# Task input
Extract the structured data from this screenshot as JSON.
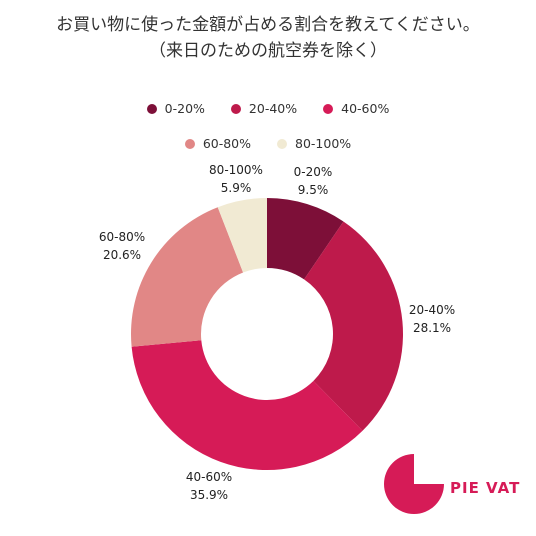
{
  "title_lines": [
    "お買い物に使った金額が占める割合を教えてください。",
    "（来日のための航空券を除く）"
  ],
  "brand": {
    "name": "PIE VAT",
    "color": "#d61b57"
  },
  "chart_data": {
    "type": "pie",
    "variant": "donut",
    "title": "お買い物に使った金額が占める割合を教えてください。（来日のための航空券を除く）",
    "legend_position": "top",
    "slices": [
      {
        "name": "0-20%",
        "value": 9.5,
        "label": "9.5%",
        "color": "#7d0f38"
      },
      {
        "name": "20-40%",
        "value": 28.1,
        "label": "28.1%",
        "color": "#be1a4b"
      },
      {
        "name": "40-60%",
        "value": 35.9,
        "label": "35.9%",
        "color": "#d61b57"
      },
      {
        "name": "60-80%",
        "value": 20.6,
        "label": "20.6%",
        "color": "#e18786"
      },
      {
        "name": "80-100%",
        "value": 5.9,
        "label": "5.9%",
        "color": "#f1ead3"
      }
    ]
  }
}
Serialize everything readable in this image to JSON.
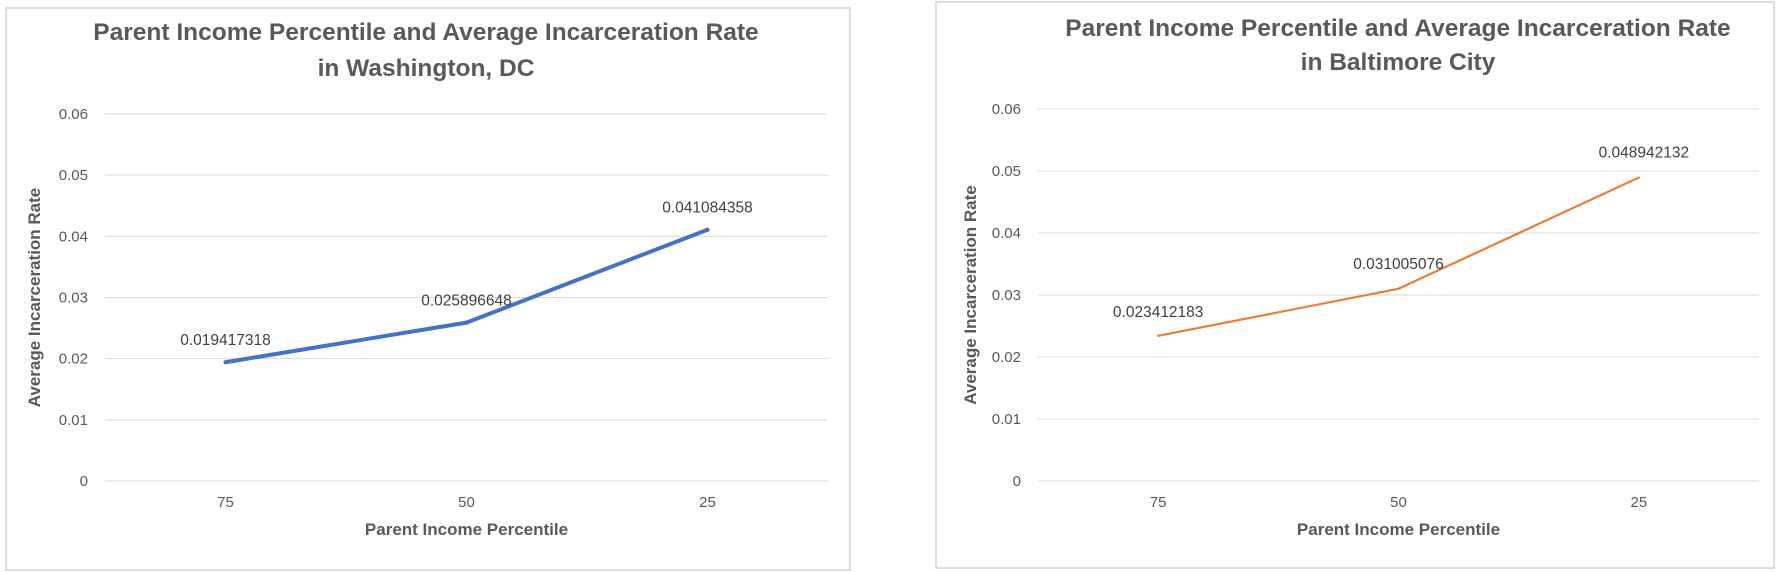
{
  "chart_data": [
    {
      "type": "line",
      "title": [
        "Parent Income Percentile and Average Incarceration Rate",
        "in Washington, DC"
      ],
      "xlabel": "Parent Income Percentile",
      "ylabel": "Average Incarceration Rate",
      "categories": [
        "75",
        "50",
        "25"
      ],
      "ylim": [
        0,
        0.06
      ],
      "yticks": [
        0,
        0.01,
        0.02,
        0.03,
        0.04,
        0.05,
        0.06
      ],
      "ytick_labels": [
        "0",
        "0.01",
        "0.02",
        "0.03",
        "0.04",
        "0.05",
        "0.06"
      ],
      "grid": true,
      "legend": "none",
      "series": [
        {
          "values": [
            0.019417318,
            0.025896648,
            0.041084358
          ],
          "data_labels": [
            "0.019417318",
            "0.025896648",
            "0.041084358"
          ],
          "color": "#4472C4"
        }
      ]
    },
    {
      "type": "line",
      "title": [
        "Parent Income Percentile and Average Incarceration Rate",
        "in Baltimore City"
      ],
      "xlabel": "Parent Income Percentile",
      "ylabel": "Average Incarceration Rate",
      "categories": [
        "75",
        "50",
        "25"
      ],
      "ylim": [
        0,
        0.06
      ],
      "yticks": [
        0,
        0.01,
        0.02,
        0.03,
        0.04,
        0.05,
        0.06
      ],
      "ytick_labels": [
        "0",
        "0.01",
        "0.02",
        "0.03",
        "0.04",
        "0.05",
        "0.06"
      ],
      "grid": true,
      "legend": "none",
      "series": [
        {
          "values": [
            0.023412183,
            0.031005076,
            0.048942132
          ],
          "data_labels": [
            "0.023412183",
            "0.031005076",
            "0.048942132"
          ],
          "color": "#ED7D31"
        }
      ]
    }
  ]
}
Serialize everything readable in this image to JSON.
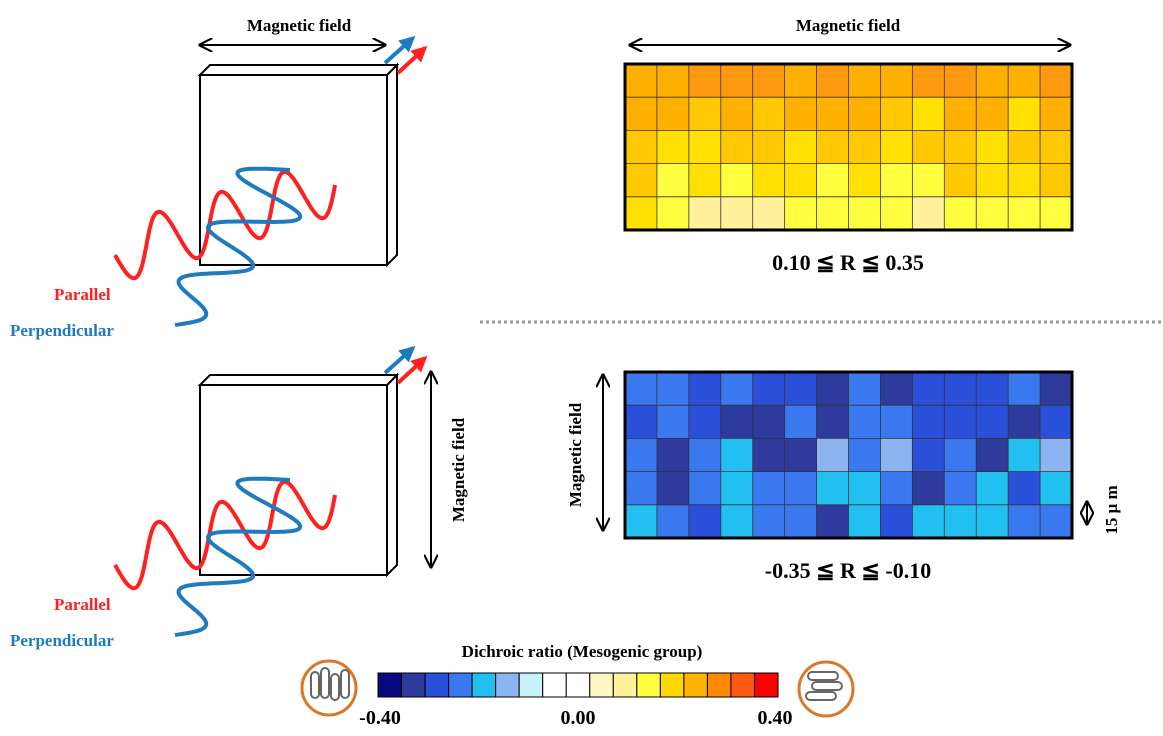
{
  "top_diagram": {
    "field_label": "Magnetic field",
    "parallel": "Parallel",
    "perpendicular": "Perpendicular"
  },
  "top_map": {
    "field_label": "Magnetic field",
    "range": "0.10 ≦ R ≦ 0.35"
  },
  "bottom_diagram": {
    "field_label": "Magnetic field",
    "parallel": "Parallel",
    "perpendicular": "Perpendicular"
  },
  "bottom_map": {
    "field_label": "Magnetic field",
    "range": "-0.35 ≦ R ≦ -0.10",
    "scale": "15 μ m"
  },
  "colorbar": {
    "title": "Dichroic ratio (Mesogenic group)",
    "labels": [
      "-0.40",
      "0.00",
      "0.40"
    ],
    "colors": [
      "#0a0a80",
      "#2e3a9c",
      "#2a4fd8",
      "#3a78f0",
      "#22c0f0",
      "#8cb4f0",
      "#c8f2f8",
      "#ffffff",
      "#ffffff",
      "#fff6c4",
      "#fff29a",
      "#ffff40",
      "#ffd800",
      "#ffb400",
      "#ff8a00",
      "#ff5a10",
      "#ff0000"
    ]
  }
}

# Exercise directions
Gather up every line in the data above that contains the word "name", copying each one.

# Written answer
    "name": "PIE VAT",
        "name": "0-20%",
        "name": "20-40%",
        "name": "40-60%",
        "name": "60-80%",
        "name": "80-100%",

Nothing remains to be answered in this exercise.